**Stored entries:**
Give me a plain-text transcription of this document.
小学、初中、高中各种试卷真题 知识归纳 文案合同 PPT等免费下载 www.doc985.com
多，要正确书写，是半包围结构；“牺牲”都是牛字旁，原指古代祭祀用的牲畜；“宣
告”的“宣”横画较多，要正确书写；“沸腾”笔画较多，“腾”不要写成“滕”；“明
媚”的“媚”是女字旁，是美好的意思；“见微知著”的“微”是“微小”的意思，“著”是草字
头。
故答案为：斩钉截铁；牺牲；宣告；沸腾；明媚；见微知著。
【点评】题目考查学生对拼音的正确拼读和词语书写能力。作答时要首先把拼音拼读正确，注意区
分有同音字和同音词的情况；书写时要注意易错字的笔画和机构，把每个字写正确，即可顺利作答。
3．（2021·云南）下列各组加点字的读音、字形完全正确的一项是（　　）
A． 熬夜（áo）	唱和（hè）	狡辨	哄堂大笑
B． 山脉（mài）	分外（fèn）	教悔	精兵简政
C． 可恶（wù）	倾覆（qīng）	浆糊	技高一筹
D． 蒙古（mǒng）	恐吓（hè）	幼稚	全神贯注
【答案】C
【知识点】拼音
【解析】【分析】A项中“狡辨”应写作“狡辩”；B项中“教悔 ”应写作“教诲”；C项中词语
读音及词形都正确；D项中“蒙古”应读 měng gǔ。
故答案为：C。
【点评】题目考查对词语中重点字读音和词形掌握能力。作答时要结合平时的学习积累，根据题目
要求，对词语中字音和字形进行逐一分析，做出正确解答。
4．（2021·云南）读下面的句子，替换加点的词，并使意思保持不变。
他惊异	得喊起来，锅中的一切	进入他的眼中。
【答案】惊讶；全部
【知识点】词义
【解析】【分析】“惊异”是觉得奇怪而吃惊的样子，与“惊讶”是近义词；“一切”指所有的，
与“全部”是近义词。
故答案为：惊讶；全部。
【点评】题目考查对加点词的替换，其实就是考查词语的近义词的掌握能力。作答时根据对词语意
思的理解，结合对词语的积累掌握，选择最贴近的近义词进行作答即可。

**Task:**
Give the material above again, word for word.

**Full response:**
Give me a plain-text transcription of this document.
小学、初中、高中各种试卷真题 知识归纳 文案合同 PPT等免费下载 www.doc985.com
多，要正确书写，是半包围结构；“牺牲”都是牛字旁，原指古代祭祀用的牲畜；“宣
告”的“宣”横画较多，要正确书写；“沸腾”笔画较多，“腾”不要写成“滕”；“明
媚”的“媚”是女字旁，是美好的意思；“见微知著”的“微”是“微小”的意思，“著”是草字
头。
故答案为：斩钉截铁；牺牲；宣告；沸腾；明媚；见微知著。
【点评】题目考查学生对拼音的正确拼读和词语书写能力。作答时要首先把拼音拼读正确，注意区
分有同音字和同音词的情况；书写时要注意易错字的笔画和机构，把每个字写正确，即可顺利作答。
3．（2021·云南）下列各组加点字的读音、字形完全正确的一项是（　　）
A． 熬夜（áo）	唱和（hè）	狡辨	哄堂大笑
B． 山脉（mài）	分外（fèn）	教悔	精兵简政
C． 可恶（wù）	倾覆（qīng）	浆糊	技高一筹
D． 蒙古（mǒng）	恐吓（hè）	幼稚	全神贯注
【答案】C
【知识点】拼音
【解析】【分析】A项中“狡辨”应写作“狡辩”；B项中“教悔 ”应写作“教诲”；C项中词语
读音及词形都正确；D项中“蒙古”应读 měng gǔ。
故答案为：C。
【点评】题目考查对词语中重点字读音和词形掌握能力。作答时要结合平时的学习积累，根据题目
要求，对词语中字音和字形进行逐一分析，做出正确解答。
4．（2021·云南）读下面的句子，替换加点的词，并使意思保持不变。
他惊异	得喊起来，锅中的一切	进入他的眼中。
【答案】惊讶；全部
【知识点】词义
【解析】【分析】“惊异”是觉得奇怪而吃惊的样子，与“惊讶”是近义词；“一切”指所有的，
与“全部”是近义词。
故答案为：惊讶；全部。
【点评】题目考查对加点词的替换，其实就是考查词语的近义词的掌握能力。作答时根据对词语意
思的理解，结合对词语的积累掌握，选择最贴近的近义词进行作答即可。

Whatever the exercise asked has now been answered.